| WHAT IS EXPECTED |
In the records below, find each line with the word "color" and copy it.

| Excerpt from a dataset |
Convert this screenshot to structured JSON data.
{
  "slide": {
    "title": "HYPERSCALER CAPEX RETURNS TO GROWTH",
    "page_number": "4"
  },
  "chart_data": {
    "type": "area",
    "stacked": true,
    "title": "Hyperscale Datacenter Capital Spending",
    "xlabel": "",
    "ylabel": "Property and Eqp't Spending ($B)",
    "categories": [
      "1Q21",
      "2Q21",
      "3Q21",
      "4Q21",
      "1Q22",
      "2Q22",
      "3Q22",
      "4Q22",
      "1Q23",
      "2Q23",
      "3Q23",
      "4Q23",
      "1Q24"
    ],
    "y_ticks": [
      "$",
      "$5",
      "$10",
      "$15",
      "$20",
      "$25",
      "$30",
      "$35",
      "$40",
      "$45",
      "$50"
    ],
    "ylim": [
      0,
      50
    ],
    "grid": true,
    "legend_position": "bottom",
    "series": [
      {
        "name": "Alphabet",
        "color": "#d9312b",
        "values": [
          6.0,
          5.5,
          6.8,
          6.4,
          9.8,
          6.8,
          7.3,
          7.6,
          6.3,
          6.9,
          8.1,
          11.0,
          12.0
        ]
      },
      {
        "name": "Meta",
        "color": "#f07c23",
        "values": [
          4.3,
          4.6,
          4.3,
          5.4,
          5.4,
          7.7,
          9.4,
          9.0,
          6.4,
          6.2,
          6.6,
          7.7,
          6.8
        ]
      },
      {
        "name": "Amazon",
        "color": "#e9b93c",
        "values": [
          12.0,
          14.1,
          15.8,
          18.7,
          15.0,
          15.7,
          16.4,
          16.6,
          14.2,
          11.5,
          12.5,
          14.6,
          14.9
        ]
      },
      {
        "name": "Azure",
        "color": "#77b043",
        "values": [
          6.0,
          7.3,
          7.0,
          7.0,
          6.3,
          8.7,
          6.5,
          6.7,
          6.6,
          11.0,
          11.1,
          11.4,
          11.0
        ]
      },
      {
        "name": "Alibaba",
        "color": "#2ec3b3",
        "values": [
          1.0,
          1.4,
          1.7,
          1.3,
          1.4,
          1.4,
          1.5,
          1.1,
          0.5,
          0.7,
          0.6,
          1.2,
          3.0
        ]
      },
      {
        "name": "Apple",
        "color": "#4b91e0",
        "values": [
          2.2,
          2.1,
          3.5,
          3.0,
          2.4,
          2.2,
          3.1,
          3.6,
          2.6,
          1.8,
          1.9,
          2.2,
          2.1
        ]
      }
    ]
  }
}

| ANSWER BELOW |
        "color": "#d9312b",
        "color": "#f07c23",
        "color": "#e9b93c",
        "color": "#77b043",
        "color": "#2ec3b3",
        "color": "#4b91e0",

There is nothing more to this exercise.